━━ DATASET EXCERPTS ━━
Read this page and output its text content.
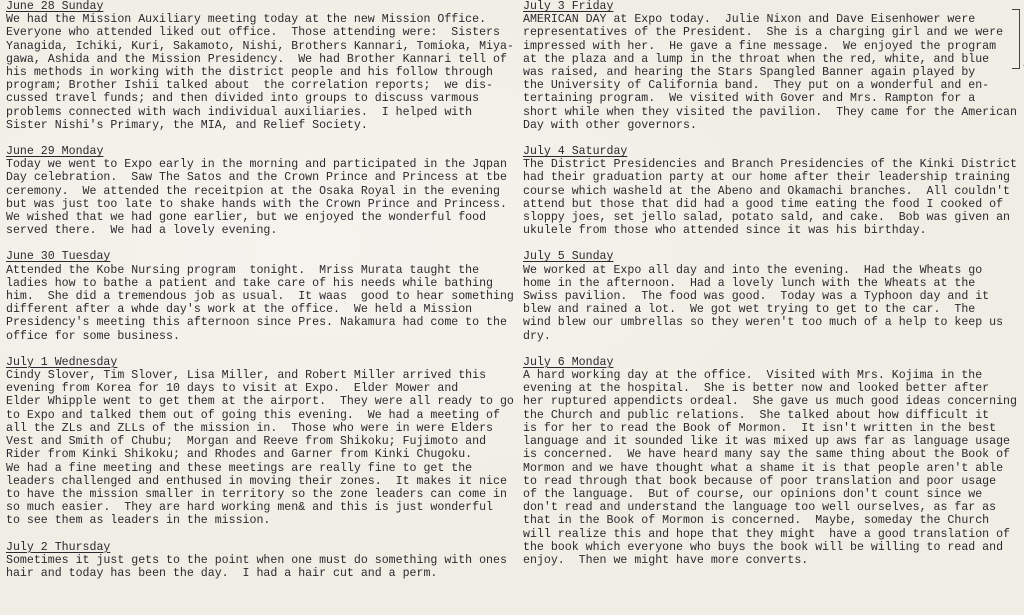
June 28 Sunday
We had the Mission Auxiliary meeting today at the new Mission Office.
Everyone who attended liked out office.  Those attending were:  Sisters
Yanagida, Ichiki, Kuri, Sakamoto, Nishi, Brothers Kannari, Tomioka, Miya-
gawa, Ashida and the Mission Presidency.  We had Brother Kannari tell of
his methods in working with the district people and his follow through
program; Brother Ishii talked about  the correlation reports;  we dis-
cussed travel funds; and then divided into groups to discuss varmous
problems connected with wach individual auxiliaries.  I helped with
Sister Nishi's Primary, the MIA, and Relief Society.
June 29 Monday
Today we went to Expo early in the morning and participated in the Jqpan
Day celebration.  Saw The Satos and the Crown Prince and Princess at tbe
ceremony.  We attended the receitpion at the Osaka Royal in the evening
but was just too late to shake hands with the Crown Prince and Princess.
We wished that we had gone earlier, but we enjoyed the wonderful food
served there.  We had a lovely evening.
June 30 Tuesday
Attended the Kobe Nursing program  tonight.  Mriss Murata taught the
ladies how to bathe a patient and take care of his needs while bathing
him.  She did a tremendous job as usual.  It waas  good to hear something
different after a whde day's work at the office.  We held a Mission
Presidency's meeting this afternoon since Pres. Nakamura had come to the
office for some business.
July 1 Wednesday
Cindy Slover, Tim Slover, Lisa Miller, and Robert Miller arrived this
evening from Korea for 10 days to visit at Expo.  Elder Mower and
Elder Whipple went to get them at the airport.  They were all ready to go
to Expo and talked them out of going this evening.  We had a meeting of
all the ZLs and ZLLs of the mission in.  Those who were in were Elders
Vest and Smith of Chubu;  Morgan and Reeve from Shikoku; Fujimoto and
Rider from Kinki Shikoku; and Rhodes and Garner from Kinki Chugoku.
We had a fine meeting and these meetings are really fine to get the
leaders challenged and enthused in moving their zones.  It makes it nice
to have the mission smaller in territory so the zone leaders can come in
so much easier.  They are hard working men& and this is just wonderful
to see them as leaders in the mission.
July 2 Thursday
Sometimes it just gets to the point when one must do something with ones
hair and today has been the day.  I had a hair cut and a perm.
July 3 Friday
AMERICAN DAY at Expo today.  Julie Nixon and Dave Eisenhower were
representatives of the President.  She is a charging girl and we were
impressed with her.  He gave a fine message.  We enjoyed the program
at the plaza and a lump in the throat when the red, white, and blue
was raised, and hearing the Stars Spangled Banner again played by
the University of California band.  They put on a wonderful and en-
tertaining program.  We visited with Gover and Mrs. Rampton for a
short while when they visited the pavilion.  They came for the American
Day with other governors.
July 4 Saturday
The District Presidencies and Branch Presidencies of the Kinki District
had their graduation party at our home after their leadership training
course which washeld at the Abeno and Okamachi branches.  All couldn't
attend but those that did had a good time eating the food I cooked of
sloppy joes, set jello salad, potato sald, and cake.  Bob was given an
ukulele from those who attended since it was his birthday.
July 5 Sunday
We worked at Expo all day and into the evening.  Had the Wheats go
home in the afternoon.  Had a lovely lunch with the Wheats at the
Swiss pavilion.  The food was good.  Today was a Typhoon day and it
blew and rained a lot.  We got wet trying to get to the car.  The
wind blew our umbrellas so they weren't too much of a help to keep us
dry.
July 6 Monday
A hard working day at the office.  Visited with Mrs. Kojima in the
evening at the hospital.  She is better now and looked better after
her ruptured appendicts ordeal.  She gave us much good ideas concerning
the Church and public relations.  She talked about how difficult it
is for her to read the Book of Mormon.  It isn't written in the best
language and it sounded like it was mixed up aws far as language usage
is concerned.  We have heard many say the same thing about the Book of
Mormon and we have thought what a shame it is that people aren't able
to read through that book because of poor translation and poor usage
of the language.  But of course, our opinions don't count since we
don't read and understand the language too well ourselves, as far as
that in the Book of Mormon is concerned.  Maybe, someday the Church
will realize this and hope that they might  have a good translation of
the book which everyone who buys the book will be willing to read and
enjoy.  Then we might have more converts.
━━━
## REQUIRED TASK
Reproduce the records, all of them, word for word; omit the pictures.

## ANSWER IN FULL
Read this page and output its text content.
June 28 Sunday
We had the Mission Auxiliary meeting today at the new Mission Office.
Everyone who attended liked out office.  Those attending were:  Sisters
Yanagida, Ichiki, Kuri, Sakamoto, Nishi, Brothers Kannari, Tomioka, Miya-
gawa, Ashida and the Mission Presidency.  We had Brother Kannari tell of
his methods in working with the district people and his follow through
program; Brother Ishii talked about  the correlation reports;  we dis-
cussed travel funds; and then divided into groups to discuss varmous
problems connected with wach individual auxiliaries.  I helped with
Sister Nishi's Primary, the MIA, and Relief Society.
June 29 Monday
Today we went to Expo early in the morning and participated in the Jqpan
Day celebration.  Saw The Satos and the Crown Prince and Princess at tbe
ceremony.  We attended the receitpion at the Osaka Royal in the evening
but was just too late to shake hands with the Crown Prince and Princess.
We wished that we had gone earlier, but we enjoyed the wonderful food
served there.  We had a lovely evening.
June 30 Tuesday
Attended the Kobe Nursing program  tonight.  Mriss Murata taught the
ladies how to bathe a patient and take care of his needs while bathing
him.  She did a tremendous job as usual.  It waas  good to hear something
different after a whde day's work at the office.  We held a Mission
Presidency's meeting this afternoon since Pres. Nakamura had come to the
office for some business.
July 1 Wednesday
Cindy Slover, Tim Slover, Lisa Miller, and Robert Miller arrived this
evening from Korea for 10 days to visit at Expo.  Elder Mower and
Elder Whipple went to get them at the airport.  They were all ready to go
to Expo and talked them out of going this evening.  We had a meeting of
all the ZLs and ZLLs of the mission in.  Those who were in were Elders
Vest and Smith of Chubu;  Morgan and Reeve from Shikoku; Fujimoto and
Rider from Kinki Shikoku; and Rhodes and Garner from Kinki Chugoku.
We had a fine meeting and these meetings are really fine to get the
leaders challenged and enthused in moving their zones.  It makes it nice
to have the mission smaller in territory so the zone leaders can come in
so much easier.  They are hard working men& and this is just wonderful
to see them as leaders in the mission.
July 2 Thursday
Sometimes it just gets to the point when one must do something with ones
hair and today has been the day.  I had a hair cut and a perm.
July 3 Friday
AMERICAN DAY at Expo today.  Julie Nixon and Dave Eisenhower were
representatives of the President.  She is a charging girl and we were
impressed with her.  He gave a fine message.  We enjoyed the program
at the plaza and a lump in the throat when the red, white, and blue
was raised, and hearing the Stars Spangled Banner again played by
the University of California band.  They put on a wonderful and en-
tertaining program.  We visited with Gover and Mrs. Rampton for a
short while when they visited the pavilion.  They came for the American
Day with other governors.
July 4 Saturday
The District Presidencies and Branch Presidencies of the Kinki District
had their graduation party at our home after their leadership training
course which washeld at the Abeno and Okamachi branches.  All couldn't
attend but those that did had a good time eating the food I cooked of
sloppy joes, set jello salad, potato sald, and cake.  Bob was given an
ukulele from those who attended since it was his birthday.
July 5 Sunday
We worked at Expo all day and into the evening.  Had the Wheats go
home in the afternoon.  Had a lovely lunch with the Wheats at the
Swiss pavilion.  The food was good.  Today was a Typhoon day and it
blew and rained a lot.  We got wet trying to get to the car.  The
wind blew our umbrellas so they weren't too much of a help to keep us
dry.
July 6 Monday
A hard working day at the office.  Visited with Mrs. Kojima in the
evening at the hospital.  She is better now and looked better after
her ruptured appendicts ordeal.  She gave us much good ideas concerning
the Church and public relations.  She talked about how difficult it
is for her to read the Book of Mormon.  It isn't written in the best
language and it sounded like it was mixed up aws far as language usage
is concerned.  We have heard many say the same thing about the Book of
Mormon and we have thought what a shame it is that people aren't able
to read through that book because of poor translation and poor usage
of the language.  But of course, our opinions don't count since we
don't read and understand the language too well ourselves, as far as
that in the Book of Mormon is concerned.  Maybe, someday the Church
will realize this and hope that they might  have a good translation of
the book which everyone who buys the book will be willing to read and
enjoy.  Then we might have more converts.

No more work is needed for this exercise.